[DATA LINES start]

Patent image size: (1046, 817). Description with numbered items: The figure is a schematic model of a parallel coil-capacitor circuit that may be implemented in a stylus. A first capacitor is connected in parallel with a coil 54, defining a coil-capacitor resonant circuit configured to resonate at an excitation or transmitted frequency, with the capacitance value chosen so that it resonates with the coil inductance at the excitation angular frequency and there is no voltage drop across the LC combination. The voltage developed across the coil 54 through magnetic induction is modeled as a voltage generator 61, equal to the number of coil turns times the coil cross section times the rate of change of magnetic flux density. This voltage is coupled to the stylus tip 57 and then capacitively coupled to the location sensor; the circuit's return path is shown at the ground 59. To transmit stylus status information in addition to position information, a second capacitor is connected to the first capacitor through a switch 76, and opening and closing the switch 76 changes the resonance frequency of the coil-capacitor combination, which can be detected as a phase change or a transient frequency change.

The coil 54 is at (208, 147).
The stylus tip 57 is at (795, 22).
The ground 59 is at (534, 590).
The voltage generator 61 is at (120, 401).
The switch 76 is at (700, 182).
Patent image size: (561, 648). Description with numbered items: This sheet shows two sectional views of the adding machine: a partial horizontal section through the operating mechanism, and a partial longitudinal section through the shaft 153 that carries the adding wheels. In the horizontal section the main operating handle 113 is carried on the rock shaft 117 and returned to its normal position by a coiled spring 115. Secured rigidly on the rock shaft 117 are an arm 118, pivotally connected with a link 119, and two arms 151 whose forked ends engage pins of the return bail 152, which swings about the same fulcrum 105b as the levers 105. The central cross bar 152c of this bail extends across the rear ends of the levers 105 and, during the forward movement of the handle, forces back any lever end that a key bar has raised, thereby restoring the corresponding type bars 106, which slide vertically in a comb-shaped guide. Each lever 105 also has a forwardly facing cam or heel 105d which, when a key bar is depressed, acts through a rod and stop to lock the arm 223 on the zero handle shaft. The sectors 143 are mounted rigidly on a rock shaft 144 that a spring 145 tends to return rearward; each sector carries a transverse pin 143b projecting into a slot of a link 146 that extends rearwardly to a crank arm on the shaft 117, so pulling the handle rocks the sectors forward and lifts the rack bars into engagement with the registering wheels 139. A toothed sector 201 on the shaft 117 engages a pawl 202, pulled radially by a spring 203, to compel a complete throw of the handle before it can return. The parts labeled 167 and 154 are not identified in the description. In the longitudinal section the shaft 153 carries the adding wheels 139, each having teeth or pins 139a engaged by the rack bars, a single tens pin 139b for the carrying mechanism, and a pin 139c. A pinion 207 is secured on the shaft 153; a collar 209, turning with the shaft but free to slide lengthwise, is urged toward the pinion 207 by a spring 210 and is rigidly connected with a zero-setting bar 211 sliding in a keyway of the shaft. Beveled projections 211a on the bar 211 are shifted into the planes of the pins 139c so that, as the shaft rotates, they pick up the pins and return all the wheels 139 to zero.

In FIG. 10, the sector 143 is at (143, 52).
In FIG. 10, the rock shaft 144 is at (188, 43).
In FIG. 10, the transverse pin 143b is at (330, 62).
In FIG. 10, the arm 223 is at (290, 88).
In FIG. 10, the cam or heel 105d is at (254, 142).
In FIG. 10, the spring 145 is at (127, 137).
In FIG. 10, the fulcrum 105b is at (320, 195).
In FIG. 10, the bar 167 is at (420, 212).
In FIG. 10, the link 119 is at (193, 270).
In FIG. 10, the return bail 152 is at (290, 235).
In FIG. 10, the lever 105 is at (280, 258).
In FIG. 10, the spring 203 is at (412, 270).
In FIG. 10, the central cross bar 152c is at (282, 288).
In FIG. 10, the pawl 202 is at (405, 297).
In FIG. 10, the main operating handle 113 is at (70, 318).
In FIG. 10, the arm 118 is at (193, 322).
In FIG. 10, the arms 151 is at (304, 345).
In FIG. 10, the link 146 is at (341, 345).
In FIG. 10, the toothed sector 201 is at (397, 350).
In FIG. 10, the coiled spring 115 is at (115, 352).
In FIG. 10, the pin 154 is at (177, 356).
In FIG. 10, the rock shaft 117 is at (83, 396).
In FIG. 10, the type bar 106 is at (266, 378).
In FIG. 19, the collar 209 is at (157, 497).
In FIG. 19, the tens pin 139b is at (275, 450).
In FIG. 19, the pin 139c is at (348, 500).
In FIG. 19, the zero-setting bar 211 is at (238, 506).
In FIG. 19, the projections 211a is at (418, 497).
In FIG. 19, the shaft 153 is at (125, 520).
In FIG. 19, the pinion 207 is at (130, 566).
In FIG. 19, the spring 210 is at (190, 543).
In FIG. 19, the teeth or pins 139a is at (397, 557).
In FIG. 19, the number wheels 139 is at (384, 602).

[DATA LINES end]

Counting only matches with the same capitalization, how many of the lines above contain the string "stylus"? Reply with the number alone.

- EXERCISE ANSWER
2